[EXCERPT PROVIDED]
>> begin

The Wagner card has been described as “The Mona Lisa of baseball cards,” and as “The Holy Grail of card collecting.” It is the subject of three books, one for adults and two for children. It was even the inspiration for a movie about Wagner, 2004’s “The Winning Season,” released in 2004.
The passion for the T206 remains one of sport’s greatest stories.
Fact and fiction
First, as with all great stories, there are some myths and misconceptions. The Wagner card is not the rarest baseball card in history. And Honus Wagner was not opposed to the use of tobacco, as legend has described. But first, the historical facts.
In 1909, the American Tobacco Company, a consortium of smaller companies like Sweet Caporal, Sovereign, Drum and Piedmont, decided that a set of baseball cards inserted into packs of cigarettes would give it a marketing edge over other brands. So they went to work creating a large and beautiful set of cards – one of the first colored sets, and one of the largest sets up to that time, at over 500 cards. The lithographic artwork process proved especially beautiful and the allure of the cards has held up over time, perhaps being strengthened by age and rarity.
Just as the cards were released, Wagner, star shortstop of the Pittsburgh Pirates and a man who would one day be one of the first five players elected to the Hall of Fame, objected to his inclusion and his card was pulled from the set. No one knows how many Wagners made it into circulation, and in fact no one knows how many exist today. Estimates range from 25 all the way up to 200.

>> end

[Element boundary records]

>> begin

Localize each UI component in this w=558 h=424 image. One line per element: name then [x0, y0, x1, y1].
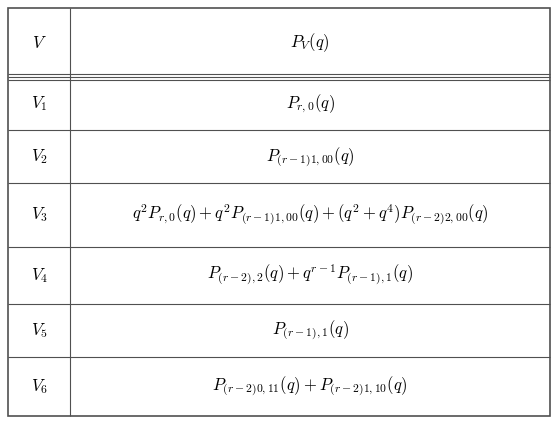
Text: $P_{(r-1),1}(q)$: $P_{(r-1),1}(q)$: [272, 318, 349, 342]
Text: $P_{(r-1)1,00}(q)$: $P_{(r-1)1,00}(q)$: [266, 145, 354, 169]
Text: $V_6$: $V_6$: [31, 377, 48, 396]
Text: $V$: $V$: [32, 33, 46, 52]
Text: $V_2$: $V_2$: [31, 148, 47, 166]
Text: $P_{(r-2)0,11}(q) + P_{(r-2)1,10}(q)$: $P_{(r-2)0,11}(q) + P_{(r-2)1,10}(q)$: [213, 374, 408, 398]
Text: $q^2P_{r,0}(q) + q^2P_{(r-1)1,00}(q) + (q^2+q^4)P_{(r-2)2,00}(q)$: $q^2P_{r,0}(q) + q^2P_{(r-1)1,00}(q) + (…: [132, 203, 489, 227]
Text: $V_4$: $V_4$: [31, 266, 48, 285]
Text: $V_3$: $V_3$: [31, 206, 47, 224]
Text: $P_{(r-2),2}(q) + q^{r-1}P_{(r-1),1}(q)$: $P_{(r-2),2}(q) + q^{r-1}P_{(r-1),1}(q)$: [207, 263, 413, 287]
Text: $P_V(q)$: $P_V(q)$: [291, 31, 330, 54]
Text: $V_5$: $V_5$: [31, 321, 47, 340]
Text: $V_1$: $V_1$: [31, 95, 47, 113]
Text: $P_{r,0}(q)$: $P_{r,0}(q)$: [286, 93, 335, 115]
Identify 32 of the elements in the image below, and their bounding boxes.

>> end

[SET OF TASKS]
1. From the Wagner card excerpt, reproduce the passage word for word, starting at "The Wagner card has" and ending at "the historical facts.".
2. Condense the paragraph of the Wagner card excerpt that begins "In 1909, the American Tobacco Company" into a short bulleted list that keeps its main facts.

[RESULTS BY TASK]
1.
The Wagner card has been described as “The Mona Lisa of baseball cards,” and as “The Holy Grail of card collecting.” It is the subject of three books, one for adults and two for children. It was even the inspiration for a movie about Wagner, 2004’s “The Winning Season,” released in 2004.
The passion for the T206 remains one of sport’s greatest stories.
Fact and fiction
First, as with all great stories, there are some myths and misconceptions. The Wagner card is not the rarest baseball card in history. And Honus Wagner was not opposed to the use of tobacco, as legend has described. But first, the historical facts.

2.
- In 1909, the American Tobacco Company, a consortium of smaller companies such as Sweet Caporal, Sovereign, Drum and Piedmont, decided to insert baseball cards into cigarette packs to gain a marketing edge over other brands.
- The resulting set was large and beautiful, one of the first colored sets and one of the largest up to that time, with over 500 cards.
- Its lithographic artwork proved especially beautiful, and the cards' allure has lasted, perhaps strengthened by age and rarity.